■ Stated task: Count the lines that hold the string "color". Reply with the number alone.

■ Data extract:
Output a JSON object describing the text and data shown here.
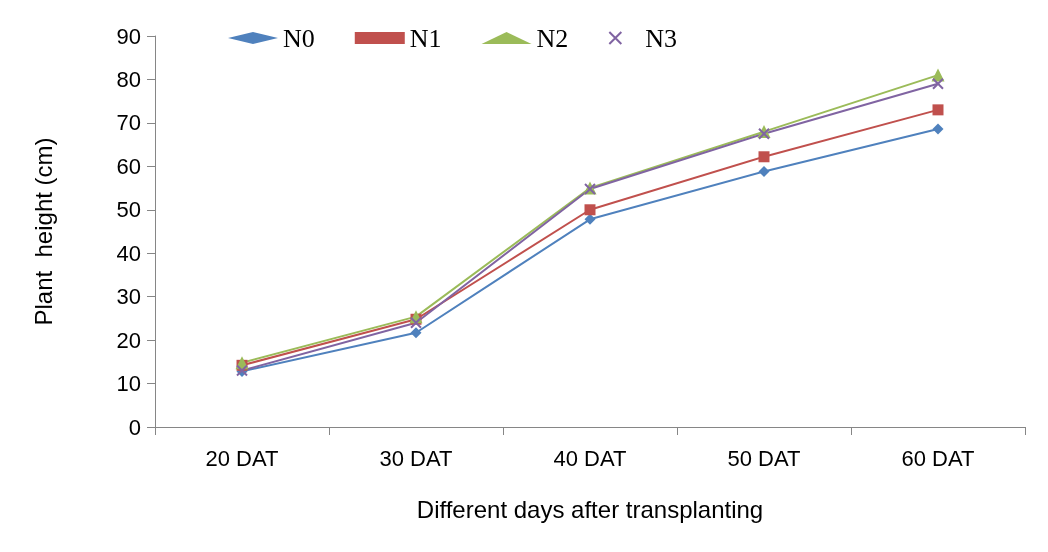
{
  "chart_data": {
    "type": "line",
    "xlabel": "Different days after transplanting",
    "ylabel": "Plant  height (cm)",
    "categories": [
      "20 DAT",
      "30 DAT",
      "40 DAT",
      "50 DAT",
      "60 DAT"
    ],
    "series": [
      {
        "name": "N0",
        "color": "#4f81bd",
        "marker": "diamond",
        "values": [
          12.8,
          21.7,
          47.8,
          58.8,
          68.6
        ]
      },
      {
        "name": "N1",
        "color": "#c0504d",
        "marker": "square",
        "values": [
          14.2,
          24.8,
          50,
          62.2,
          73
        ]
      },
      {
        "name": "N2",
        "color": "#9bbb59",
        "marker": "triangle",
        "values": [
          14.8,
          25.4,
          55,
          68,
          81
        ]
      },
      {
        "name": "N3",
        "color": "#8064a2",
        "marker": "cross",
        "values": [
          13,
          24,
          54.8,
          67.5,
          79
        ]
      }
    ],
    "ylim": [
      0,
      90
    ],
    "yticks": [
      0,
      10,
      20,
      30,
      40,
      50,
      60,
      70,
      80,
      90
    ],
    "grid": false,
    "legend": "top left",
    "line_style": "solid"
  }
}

■ Solved problem: 4